WRITTEN TASK
Leaving out the pictures, retype all the material exactly.

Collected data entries
'''
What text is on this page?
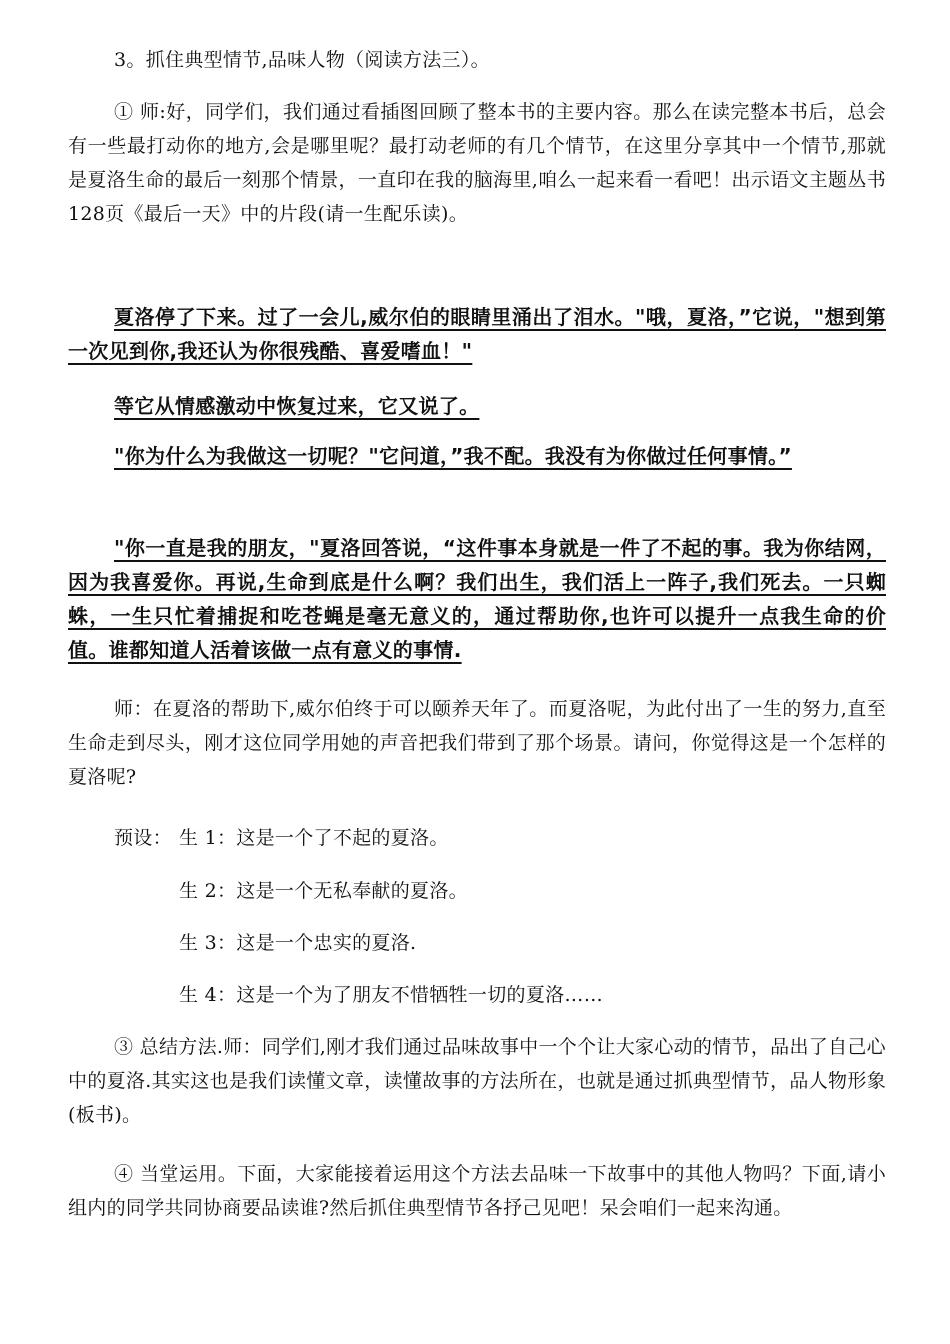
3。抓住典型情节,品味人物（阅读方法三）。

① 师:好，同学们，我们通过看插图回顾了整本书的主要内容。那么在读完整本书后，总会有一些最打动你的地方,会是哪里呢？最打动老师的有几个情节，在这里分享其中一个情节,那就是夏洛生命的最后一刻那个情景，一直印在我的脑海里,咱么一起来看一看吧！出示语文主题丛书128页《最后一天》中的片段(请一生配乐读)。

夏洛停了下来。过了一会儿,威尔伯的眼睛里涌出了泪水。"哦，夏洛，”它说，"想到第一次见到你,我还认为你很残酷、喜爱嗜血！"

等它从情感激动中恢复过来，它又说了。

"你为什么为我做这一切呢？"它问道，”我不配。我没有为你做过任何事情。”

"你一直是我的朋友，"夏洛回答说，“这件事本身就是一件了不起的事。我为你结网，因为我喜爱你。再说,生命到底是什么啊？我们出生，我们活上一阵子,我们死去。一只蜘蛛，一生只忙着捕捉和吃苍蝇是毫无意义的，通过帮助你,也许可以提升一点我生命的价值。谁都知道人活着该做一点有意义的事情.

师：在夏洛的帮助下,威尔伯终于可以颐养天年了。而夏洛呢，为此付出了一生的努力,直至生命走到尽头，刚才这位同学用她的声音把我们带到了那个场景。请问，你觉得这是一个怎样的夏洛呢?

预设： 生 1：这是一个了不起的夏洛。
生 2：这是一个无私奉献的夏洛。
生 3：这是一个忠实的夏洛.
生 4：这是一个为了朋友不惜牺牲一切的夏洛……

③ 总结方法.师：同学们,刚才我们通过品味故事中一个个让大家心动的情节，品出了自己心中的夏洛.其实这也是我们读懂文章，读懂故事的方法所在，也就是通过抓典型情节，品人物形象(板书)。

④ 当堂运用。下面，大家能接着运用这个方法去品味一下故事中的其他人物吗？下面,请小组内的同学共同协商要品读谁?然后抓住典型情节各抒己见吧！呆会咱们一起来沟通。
'''
EXPECTED OUTPUT
What text is on this page?
3。抓住典型情节,品味人物（阅读方法三）。

① 师:好，同学们，我们通过看插图回顾了整本书的主要内容。那么在读完整本书后，总会有一些最打动你的地方,会是哪里呢？最打动老师的有几个情节，在这里分享其中一个情节,那就是夏洛生命的最后一刻那个情景，一直印在我的脑海里,咱么一起来看一看吧！出示语文主题丛书128页《最后一天》中的片段(请一生配乐读)。

夏洛停了下来。过了一会儿,威尔伯的眼睛里涌出了泪水。"哦，夏洛，”它说，"想到第一次见到你,我还认为你很残酷、喜爱嗜血！"

等它从情感激动中恢复过来，它又说了。

"你为什么为我做这一切呢？"它问道，”我不配。我没有为你做过任何事情。”

"你一直是我的朋友，"夏洛回答说，“这件事本身就是一件了不起的事。我为你结网，因为我喜爱你。再说,生命到底是什么啊？我们出生，我们活上一阵子,我们死去。一只蜘蛛，一生只忙着捕捉和吃苍蝇是毫无意义的，通过帮助你,也许可以提升一点我生命的价值。谁都知道人活着该做一点有意义的事情.

师：在夏洛的帮助下,威尔伯终于可以颐养天年了。而夏洛呢，为此付出了一生的努力,直至生命走到尽头，刚才这位同学用她的声音把我们带到了那个场景。请问，你觉得这是一个怎样的夏洛呢?

预设： 生 1：这是一个了不起的夏洛。
生 2：这是一个无私奉献的夏洛。
生 3：这是一个忠实的夏洛.
生 4：这是一个为了朋友不惜牺牲一切的夏洛……

③ 总结方法.师：同学们,刚才我们通过品味故事中一个个让大家心动的情节，品出了自己心中的夏洛.其实这也是我们读懂文章，读懂故事的方法所在，也就是通过抓典型情节，品人物形象(板书)。

④ 当堂运用。下面，大家能接着运用这个方法去品味一下故事中的其他人物吗？下面,请小组内的同学共同协商要品读谁?然后抓住典型情节各抒己见吧！呆会咱们一起来沟通。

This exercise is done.